__THE EXERCISE__: Which lines contain the string "pracy"? Please list every one of them.

__MATERIAL TO PROCESS__:
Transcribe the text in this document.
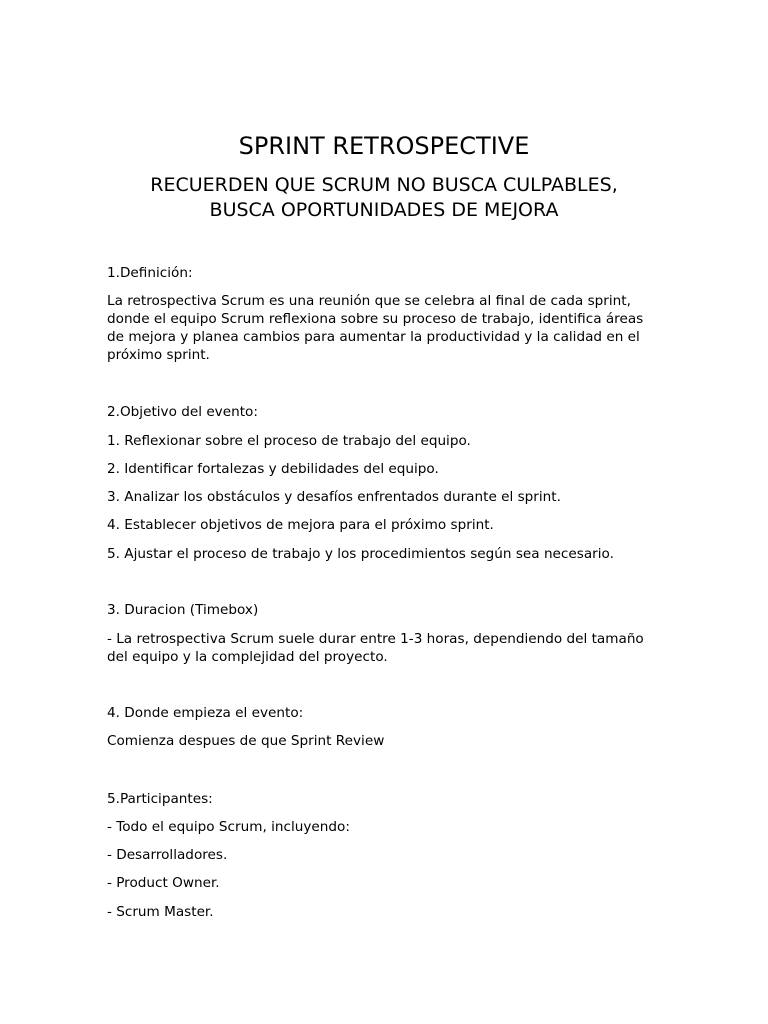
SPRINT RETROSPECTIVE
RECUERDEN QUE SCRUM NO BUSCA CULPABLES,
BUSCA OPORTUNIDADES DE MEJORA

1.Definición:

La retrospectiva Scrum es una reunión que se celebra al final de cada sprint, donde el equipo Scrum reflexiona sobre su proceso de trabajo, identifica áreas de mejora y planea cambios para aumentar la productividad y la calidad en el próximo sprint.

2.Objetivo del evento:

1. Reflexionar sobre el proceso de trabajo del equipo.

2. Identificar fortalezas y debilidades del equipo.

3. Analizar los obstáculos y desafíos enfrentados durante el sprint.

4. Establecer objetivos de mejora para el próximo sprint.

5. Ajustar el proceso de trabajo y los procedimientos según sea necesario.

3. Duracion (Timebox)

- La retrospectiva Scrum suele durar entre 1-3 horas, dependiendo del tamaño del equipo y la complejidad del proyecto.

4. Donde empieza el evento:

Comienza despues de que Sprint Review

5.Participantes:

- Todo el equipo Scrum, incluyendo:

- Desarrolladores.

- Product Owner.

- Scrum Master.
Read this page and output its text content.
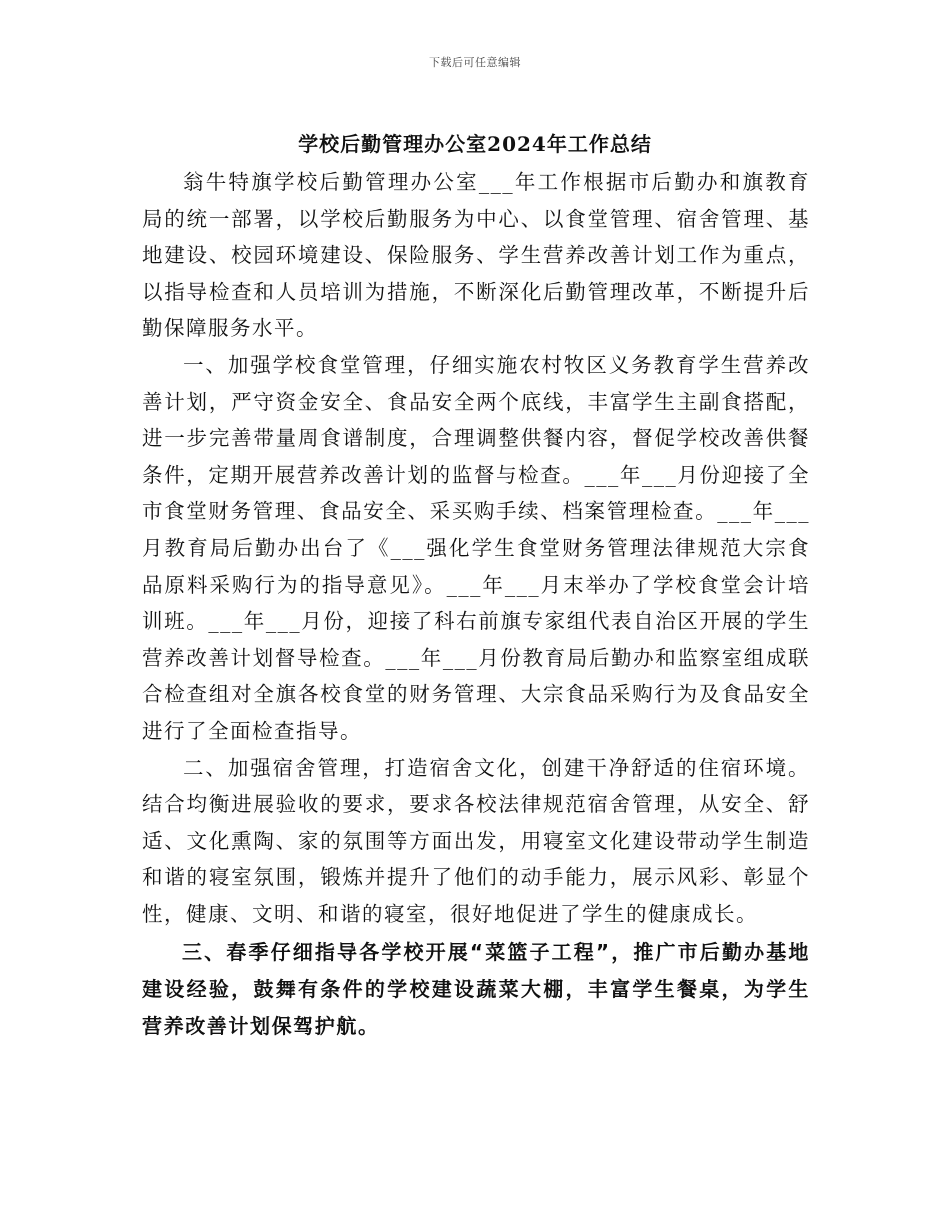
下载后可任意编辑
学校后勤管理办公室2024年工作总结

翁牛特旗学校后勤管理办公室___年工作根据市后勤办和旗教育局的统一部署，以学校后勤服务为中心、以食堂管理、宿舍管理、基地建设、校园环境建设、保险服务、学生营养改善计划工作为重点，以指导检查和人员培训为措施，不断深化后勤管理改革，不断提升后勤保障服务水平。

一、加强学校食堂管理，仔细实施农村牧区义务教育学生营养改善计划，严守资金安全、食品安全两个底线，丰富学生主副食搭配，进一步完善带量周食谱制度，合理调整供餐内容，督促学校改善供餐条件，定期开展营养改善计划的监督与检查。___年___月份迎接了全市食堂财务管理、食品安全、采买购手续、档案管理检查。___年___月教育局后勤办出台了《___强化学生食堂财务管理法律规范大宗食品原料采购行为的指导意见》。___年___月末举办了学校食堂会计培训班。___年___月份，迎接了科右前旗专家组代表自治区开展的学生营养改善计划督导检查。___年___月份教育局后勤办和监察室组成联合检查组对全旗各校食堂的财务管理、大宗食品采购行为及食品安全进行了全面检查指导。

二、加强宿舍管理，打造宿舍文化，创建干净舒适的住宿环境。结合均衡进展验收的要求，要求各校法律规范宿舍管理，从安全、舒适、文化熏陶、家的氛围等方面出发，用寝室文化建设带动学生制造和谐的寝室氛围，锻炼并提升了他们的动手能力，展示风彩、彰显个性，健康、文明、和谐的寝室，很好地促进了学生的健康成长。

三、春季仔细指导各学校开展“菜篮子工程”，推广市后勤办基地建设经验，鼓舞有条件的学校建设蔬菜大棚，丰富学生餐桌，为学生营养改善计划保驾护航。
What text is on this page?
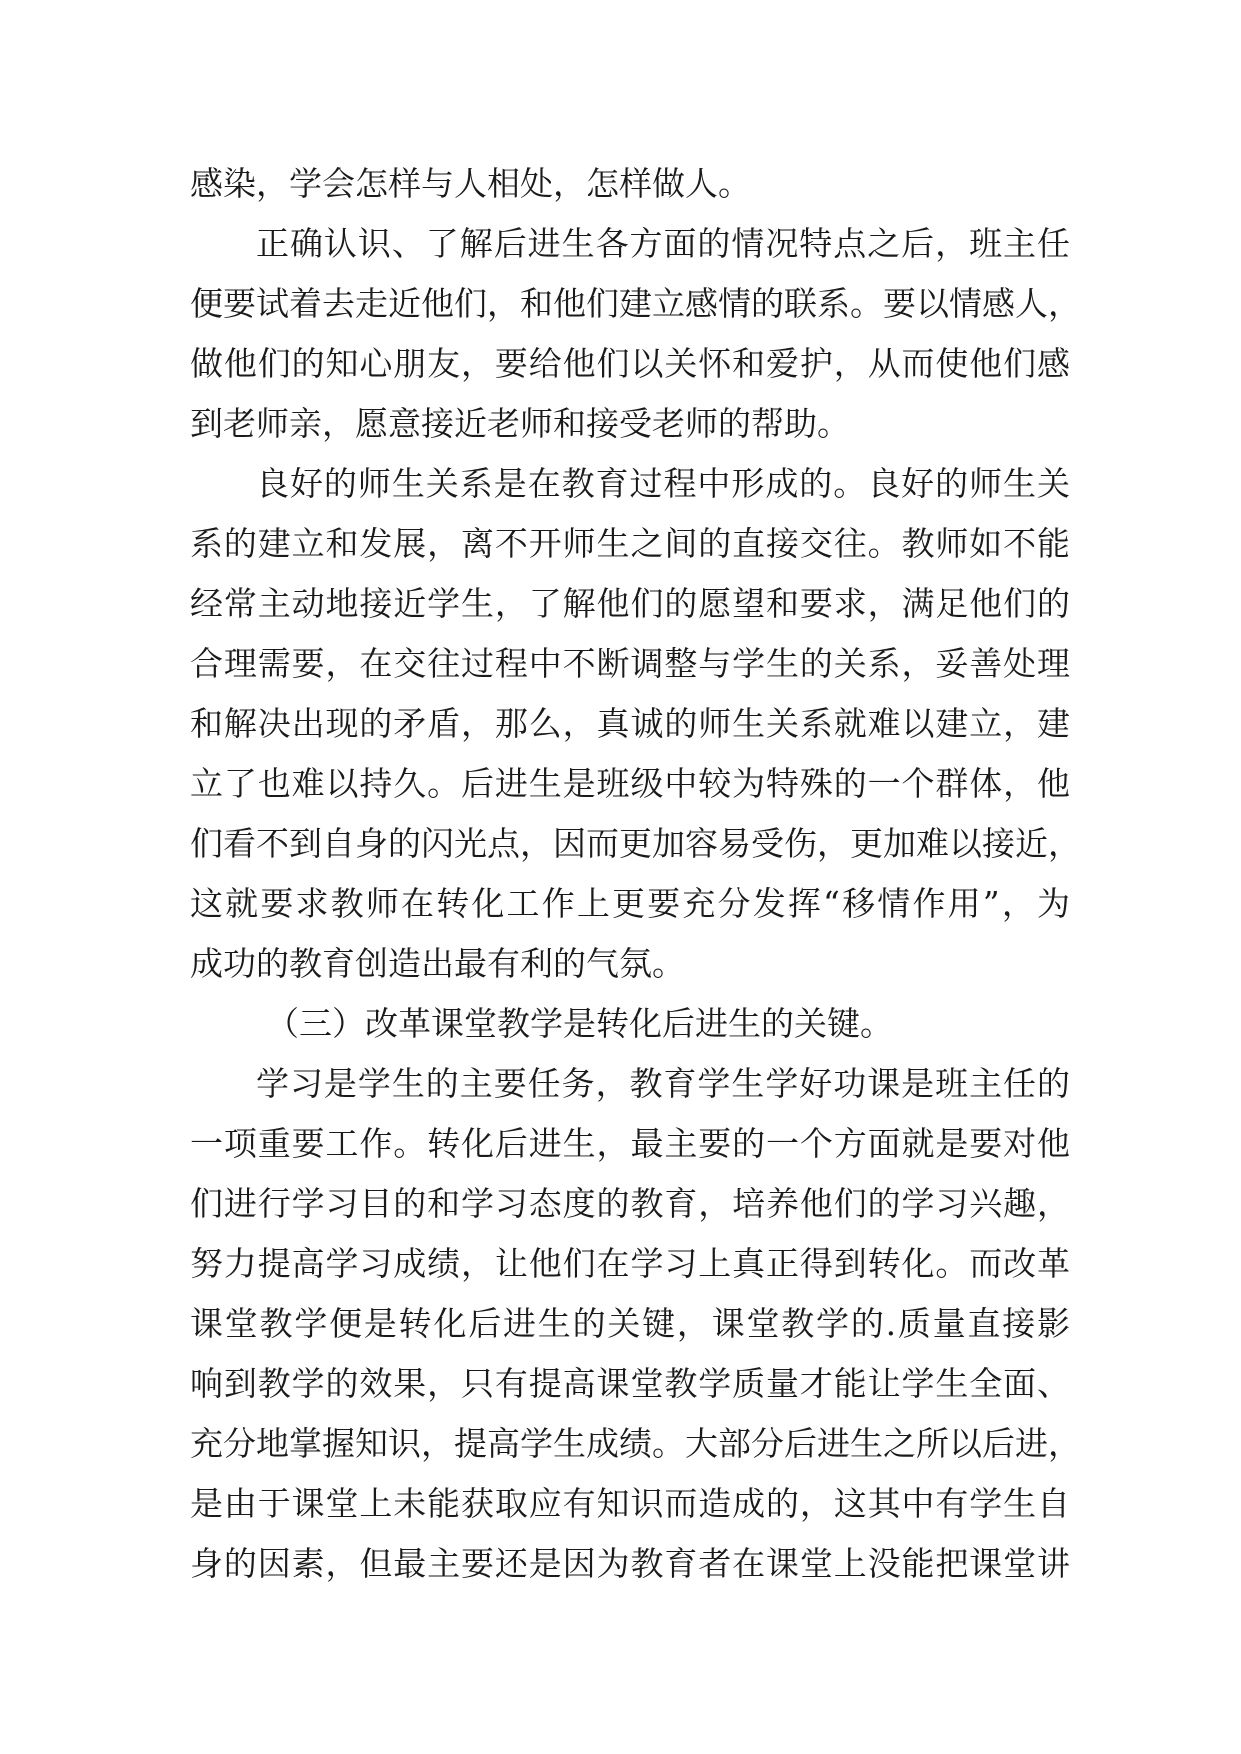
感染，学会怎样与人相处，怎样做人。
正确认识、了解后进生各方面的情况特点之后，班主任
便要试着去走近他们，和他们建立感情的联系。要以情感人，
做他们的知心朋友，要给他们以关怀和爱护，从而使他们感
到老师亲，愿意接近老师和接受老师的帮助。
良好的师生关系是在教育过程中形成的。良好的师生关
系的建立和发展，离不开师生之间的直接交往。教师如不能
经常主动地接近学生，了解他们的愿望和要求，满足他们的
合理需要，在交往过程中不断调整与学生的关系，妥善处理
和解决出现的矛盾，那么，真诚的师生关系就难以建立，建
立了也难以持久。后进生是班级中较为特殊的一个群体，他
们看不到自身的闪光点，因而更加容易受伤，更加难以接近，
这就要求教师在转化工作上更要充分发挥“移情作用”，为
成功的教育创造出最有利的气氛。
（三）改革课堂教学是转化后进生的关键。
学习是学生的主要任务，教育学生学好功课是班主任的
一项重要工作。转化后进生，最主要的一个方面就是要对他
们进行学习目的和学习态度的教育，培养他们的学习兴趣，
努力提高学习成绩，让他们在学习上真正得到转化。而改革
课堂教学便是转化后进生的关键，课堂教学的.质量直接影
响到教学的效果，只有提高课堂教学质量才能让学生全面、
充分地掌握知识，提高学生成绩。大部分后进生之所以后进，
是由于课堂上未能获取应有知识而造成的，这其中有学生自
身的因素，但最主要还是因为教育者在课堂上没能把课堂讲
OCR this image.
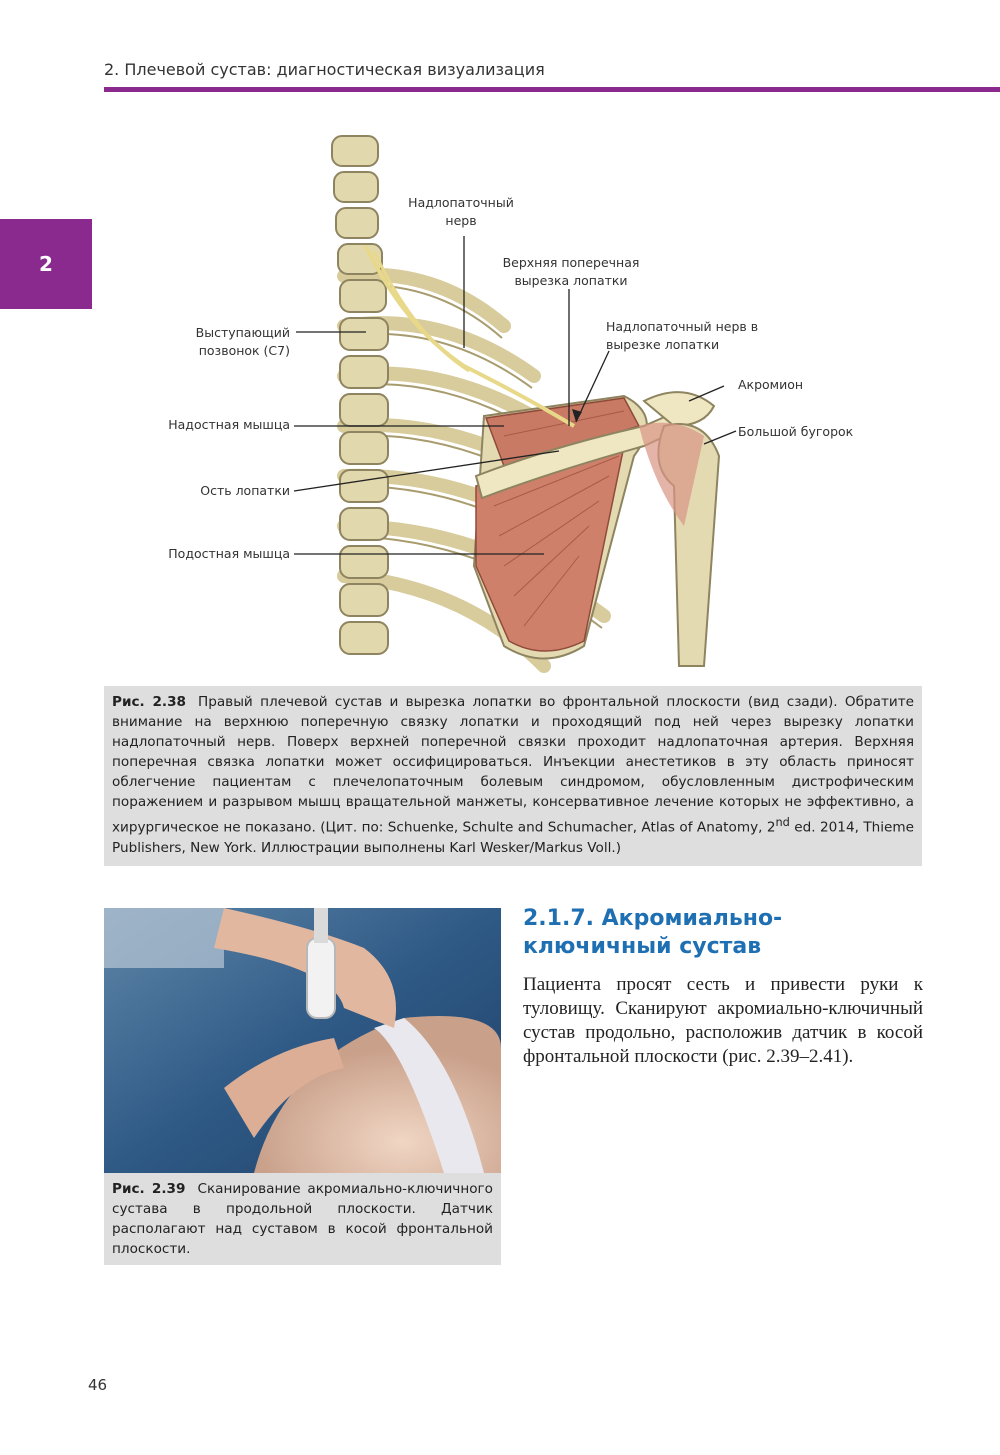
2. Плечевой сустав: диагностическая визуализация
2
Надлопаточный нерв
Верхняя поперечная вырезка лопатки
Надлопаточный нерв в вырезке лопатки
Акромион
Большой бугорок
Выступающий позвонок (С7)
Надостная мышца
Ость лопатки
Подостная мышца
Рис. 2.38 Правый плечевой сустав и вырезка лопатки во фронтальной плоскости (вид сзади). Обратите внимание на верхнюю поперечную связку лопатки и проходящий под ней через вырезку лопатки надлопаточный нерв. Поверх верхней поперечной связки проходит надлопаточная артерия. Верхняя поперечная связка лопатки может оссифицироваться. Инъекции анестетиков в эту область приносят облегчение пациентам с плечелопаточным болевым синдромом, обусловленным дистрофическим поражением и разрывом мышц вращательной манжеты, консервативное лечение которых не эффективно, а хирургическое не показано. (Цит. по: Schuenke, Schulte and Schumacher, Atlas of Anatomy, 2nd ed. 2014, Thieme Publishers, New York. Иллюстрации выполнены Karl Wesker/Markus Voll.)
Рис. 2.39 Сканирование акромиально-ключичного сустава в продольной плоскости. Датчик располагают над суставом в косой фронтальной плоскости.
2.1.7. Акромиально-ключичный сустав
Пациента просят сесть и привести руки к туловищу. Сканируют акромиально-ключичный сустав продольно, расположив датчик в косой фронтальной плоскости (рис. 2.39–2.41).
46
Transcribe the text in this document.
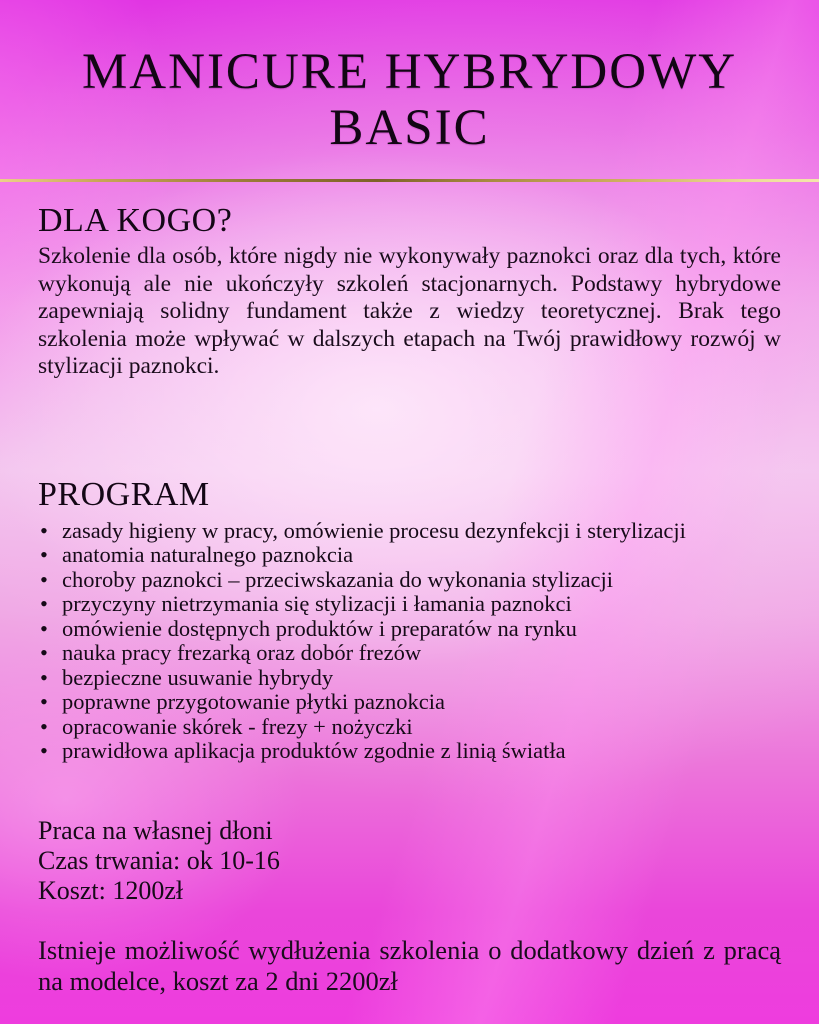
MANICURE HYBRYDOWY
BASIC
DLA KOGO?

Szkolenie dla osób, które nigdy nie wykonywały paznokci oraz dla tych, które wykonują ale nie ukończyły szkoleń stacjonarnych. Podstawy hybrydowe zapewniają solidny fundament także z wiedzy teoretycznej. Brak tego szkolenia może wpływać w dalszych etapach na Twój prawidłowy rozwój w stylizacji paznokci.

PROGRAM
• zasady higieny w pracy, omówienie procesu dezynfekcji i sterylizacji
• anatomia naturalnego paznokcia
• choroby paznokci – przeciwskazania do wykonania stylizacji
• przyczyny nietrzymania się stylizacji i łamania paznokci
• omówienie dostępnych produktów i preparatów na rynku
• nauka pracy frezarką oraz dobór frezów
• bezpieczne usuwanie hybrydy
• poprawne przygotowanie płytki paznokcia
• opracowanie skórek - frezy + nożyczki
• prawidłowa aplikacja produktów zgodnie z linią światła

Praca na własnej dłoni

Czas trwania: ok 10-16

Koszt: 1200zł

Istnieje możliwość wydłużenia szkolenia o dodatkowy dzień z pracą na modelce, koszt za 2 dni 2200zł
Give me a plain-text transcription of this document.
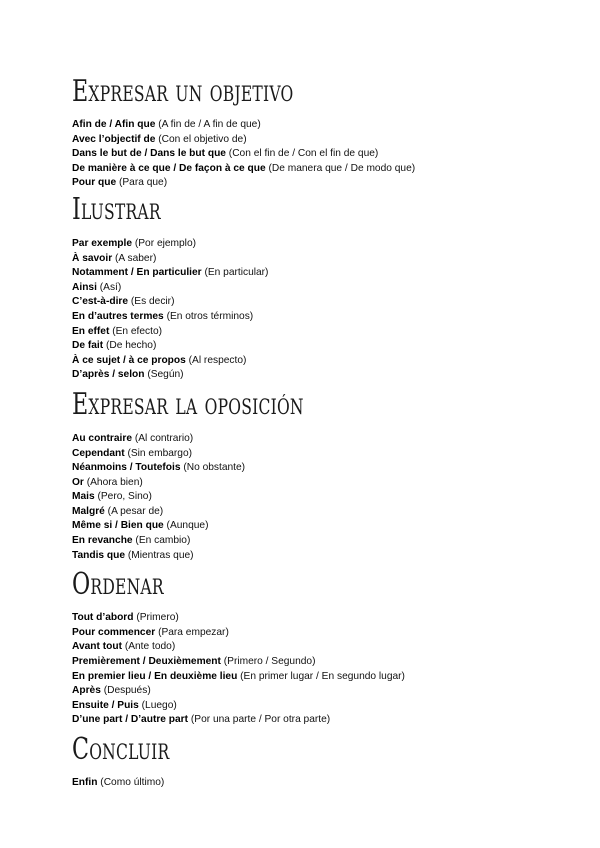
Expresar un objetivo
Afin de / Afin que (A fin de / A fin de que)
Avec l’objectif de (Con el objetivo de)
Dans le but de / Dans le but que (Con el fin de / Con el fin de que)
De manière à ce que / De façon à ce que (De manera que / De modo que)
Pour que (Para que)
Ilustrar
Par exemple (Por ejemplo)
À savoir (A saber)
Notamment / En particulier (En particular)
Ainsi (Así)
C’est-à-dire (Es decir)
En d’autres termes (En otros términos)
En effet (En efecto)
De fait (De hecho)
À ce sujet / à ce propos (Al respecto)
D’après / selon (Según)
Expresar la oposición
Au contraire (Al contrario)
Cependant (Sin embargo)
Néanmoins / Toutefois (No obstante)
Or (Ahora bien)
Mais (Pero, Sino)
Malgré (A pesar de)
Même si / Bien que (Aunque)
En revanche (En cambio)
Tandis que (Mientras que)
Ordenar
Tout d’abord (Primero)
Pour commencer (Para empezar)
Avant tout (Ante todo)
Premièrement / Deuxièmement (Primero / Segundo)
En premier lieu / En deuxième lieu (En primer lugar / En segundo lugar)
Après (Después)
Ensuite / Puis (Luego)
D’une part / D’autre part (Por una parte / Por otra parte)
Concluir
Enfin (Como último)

__FINAL ANSWER__:
• zasady higieny w pracy, omówienie procesu dezynfekcji i sterylizacji
• nauka pracy frezarką oraz dobór frezów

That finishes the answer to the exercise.